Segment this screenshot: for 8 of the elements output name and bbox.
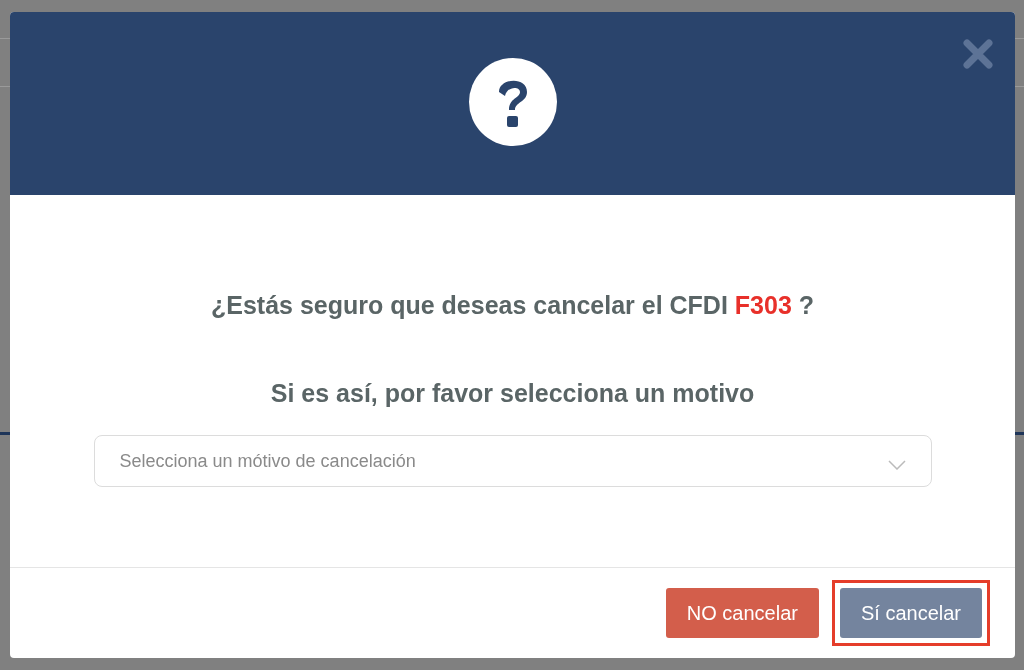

___

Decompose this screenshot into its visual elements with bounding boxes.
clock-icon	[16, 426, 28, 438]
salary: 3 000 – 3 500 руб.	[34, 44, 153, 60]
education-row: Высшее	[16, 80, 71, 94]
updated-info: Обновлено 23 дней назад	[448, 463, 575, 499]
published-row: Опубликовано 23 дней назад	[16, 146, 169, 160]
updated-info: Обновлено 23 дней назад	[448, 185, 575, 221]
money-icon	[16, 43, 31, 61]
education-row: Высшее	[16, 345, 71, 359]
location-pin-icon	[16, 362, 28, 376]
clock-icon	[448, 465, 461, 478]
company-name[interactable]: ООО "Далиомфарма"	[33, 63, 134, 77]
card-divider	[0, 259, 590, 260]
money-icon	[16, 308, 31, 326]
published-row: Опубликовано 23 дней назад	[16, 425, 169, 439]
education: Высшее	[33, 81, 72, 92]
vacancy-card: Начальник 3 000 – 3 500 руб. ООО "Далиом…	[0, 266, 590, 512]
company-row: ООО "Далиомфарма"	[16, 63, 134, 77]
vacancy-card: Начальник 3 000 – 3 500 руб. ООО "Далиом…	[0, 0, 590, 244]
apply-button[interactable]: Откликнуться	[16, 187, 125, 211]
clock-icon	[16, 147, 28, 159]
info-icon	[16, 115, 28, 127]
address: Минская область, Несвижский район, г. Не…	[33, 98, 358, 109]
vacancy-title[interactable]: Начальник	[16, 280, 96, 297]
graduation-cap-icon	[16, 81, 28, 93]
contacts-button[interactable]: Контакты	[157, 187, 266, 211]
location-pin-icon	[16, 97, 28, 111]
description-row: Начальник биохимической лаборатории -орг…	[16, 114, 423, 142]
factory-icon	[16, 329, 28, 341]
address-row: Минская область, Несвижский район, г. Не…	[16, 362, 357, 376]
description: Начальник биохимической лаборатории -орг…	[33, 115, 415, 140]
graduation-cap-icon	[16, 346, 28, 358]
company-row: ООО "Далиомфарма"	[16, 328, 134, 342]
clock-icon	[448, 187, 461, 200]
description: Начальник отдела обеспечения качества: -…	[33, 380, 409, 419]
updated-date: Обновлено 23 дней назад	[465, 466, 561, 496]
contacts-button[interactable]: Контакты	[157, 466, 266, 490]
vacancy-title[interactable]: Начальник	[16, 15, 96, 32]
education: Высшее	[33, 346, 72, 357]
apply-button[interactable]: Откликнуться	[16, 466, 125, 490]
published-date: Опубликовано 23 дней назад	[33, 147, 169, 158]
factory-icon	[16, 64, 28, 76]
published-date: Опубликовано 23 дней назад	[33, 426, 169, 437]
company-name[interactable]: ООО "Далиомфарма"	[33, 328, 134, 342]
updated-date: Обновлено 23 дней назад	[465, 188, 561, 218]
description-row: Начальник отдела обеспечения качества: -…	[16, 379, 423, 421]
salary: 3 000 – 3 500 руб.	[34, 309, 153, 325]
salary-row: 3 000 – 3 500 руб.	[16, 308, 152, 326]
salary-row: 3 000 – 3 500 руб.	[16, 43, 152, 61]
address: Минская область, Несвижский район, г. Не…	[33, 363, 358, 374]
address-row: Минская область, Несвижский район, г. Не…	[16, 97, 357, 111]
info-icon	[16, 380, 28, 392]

___

| Task to complete |
Count the lines in the items above that contain the string "Опубликовано", treating uppercase and lowercase letters as different. Reply with the number only.

| Output below |
4